GIVEN RECORDS:
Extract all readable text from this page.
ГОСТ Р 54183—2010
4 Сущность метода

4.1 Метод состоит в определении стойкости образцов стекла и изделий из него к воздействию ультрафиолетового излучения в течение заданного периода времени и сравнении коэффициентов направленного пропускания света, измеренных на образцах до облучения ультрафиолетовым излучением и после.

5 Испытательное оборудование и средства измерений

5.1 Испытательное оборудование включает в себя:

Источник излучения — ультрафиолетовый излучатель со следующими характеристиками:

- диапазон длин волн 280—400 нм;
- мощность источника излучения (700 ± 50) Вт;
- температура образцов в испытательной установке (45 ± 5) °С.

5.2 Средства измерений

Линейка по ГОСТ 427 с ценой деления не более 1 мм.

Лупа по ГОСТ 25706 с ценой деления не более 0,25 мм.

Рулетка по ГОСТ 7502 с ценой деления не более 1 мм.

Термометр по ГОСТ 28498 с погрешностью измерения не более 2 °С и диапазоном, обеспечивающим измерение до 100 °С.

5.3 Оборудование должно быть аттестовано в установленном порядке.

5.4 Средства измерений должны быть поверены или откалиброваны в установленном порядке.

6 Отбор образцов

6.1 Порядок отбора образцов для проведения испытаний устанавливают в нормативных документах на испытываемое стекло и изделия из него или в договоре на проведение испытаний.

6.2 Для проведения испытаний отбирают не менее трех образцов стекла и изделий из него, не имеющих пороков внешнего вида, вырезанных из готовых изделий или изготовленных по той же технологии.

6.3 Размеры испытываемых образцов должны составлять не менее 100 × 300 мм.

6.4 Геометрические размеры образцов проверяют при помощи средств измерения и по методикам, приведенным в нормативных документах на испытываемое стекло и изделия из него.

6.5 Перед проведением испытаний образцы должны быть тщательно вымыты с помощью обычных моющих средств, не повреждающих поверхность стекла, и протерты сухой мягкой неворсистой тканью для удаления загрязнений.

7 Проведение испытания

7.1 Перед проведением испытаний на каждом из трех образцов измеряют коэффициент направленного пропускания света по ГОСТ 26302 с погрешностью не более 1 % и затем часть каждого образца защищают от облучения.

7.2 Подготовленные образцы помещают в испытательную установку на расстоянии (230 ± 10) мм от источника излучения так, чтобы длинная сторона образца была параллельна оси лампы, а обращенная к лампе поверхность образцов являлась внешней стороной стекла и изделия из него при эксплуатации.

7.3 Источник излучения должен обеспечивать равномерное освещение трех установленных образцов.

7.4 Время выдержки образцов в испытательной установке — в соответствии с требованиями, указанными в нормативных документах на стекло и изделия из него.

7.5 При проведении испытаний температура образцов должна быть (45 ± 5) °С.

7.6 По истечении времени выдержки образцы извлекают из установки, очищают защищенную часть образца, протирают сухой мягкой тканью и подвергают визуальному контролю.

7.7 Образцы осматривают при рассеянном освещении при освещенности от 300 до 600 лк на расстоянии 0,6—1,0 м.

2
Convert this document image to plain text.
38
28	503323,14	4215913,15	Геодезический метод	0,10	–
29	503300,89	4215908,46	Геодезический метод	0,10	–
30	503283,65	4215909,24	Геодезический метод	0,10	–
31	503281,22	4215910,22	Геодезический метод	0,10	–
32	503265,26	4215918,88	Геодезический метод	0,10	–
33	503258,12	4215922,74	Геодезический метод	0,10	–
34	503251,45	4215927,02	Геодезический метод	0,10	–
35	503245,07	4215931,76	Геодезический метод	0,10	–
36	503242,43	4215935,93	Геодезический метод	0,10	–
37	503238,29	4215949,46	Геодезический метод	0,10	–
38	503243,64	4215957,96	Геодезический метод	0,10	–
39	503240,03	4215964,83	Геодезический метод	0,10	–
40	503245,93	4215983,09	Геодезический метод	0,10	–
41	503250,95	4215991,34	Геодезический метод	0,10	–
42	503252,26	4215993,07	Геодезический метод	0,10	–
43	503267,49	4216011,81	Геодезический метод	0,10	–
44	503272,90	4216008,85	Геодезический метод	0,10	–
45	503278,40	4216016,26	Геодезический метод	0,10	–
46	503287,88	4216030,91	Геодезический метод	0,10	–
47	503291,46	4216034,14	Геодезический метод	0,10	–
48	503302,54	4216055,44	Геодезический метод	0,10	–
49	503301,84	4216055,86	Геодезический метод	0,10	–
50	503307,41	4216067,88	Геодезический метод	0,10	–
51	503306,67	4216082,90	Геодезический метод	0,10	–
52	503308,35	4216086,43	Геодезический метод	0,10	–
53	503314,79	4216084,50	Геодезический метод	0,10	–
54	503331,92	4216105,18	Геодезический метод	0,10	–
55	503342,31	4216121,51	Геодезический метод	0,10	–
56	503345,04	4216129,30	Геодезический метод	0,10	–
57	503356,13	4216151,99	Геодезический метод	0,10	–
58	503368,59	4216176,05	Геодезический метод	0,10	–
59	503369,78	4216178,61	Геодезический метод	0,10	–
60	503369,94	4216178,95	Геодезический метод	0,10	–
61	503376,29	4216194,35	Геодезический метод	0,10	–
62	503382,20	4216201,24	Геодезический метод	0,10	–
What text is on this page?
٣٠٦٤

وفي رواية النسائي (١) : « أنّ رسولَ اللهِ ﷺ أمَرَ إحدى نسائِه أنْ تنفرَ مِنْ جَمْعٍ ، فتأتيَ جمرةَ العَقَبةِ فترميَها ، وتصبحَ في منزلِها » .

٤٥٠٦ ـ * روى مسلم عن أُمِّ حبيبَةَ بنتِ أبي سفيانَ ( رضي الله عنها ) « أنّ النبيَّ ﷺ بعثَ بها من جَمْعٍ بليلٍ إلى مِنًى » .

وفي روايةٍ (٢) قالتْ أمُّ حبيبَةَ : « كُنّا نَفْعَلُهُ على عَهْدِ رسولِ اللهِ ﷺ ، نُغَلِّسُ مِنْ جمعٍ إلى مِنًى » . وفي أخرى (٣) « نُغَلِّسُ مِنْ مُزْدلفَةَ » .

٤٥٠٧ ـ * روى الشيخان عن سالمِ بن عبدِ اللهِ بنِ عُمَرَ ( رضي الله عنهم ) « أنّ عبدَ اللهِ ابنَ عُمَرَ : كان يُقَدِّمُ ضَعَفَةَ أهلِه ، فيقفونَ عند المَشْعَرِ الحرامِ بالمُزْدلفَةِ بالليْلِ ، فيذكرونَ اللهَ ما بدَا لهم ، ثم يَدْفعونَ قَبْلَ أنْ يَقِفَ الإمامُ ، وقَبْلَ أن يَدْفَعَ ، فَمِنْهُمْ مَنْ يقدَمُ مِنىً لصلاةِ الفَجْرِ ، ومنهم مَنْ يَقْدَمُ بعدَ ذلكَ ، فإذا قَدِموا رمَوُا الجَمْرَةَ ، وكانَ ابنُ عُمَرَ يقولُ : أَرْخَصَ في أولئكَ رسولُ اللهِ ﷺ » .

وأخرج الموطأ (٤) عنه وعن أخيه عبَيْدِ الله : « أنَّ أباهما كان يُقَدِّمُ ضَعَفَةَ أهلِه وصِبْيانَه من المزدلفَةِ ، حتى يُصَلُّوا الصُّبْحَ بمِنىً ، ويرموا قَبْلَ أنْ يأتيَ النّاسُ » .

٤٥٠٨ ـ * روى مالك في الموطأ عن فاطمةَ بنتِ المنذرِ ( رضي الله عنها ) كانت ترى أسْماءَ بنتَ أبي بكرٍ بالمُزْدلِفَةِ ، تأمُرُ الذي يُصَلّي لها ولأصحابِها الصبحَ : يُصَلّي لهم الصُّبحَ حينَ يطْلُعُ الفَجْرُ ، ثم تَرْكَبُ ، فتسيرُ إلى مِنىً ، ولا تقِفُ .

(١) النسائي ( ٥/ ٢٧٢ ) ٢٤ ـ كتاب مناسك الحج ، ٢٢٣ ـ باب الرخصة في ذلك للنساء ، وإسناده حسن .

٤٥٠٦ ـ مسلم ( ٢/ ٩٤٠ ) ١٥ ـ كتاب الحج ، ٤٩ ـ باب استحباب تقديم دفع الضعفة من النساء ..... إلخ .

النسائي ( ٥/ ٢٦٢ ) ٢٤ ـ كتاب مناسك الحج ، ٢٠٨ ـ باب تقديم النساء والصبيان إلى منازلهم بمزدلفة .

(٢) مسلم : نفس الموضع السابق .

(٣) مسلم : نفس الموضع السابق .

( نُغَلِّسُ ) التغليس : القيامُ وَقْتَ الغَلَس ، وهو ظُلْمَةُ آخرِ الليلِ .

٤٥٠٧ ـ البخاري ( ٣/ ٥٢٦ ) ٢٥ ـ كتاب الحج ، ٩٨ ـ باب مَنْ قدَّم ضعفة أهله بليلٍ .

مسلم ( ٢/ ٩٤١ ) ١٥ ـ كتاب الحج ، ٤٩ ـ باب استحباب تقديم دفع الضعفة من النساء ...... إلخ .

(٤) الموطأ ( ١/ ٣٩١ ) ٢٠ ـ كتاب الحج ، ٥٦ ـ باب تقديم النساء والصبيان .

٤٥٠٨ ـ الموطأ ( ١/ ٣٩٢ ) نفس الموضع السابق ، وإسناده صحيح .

EXERCISE REQUIREMENTS:
Find how many lines in the listing hold "измерений", and reply with that number only.

EXERCISE OUTPUT:
3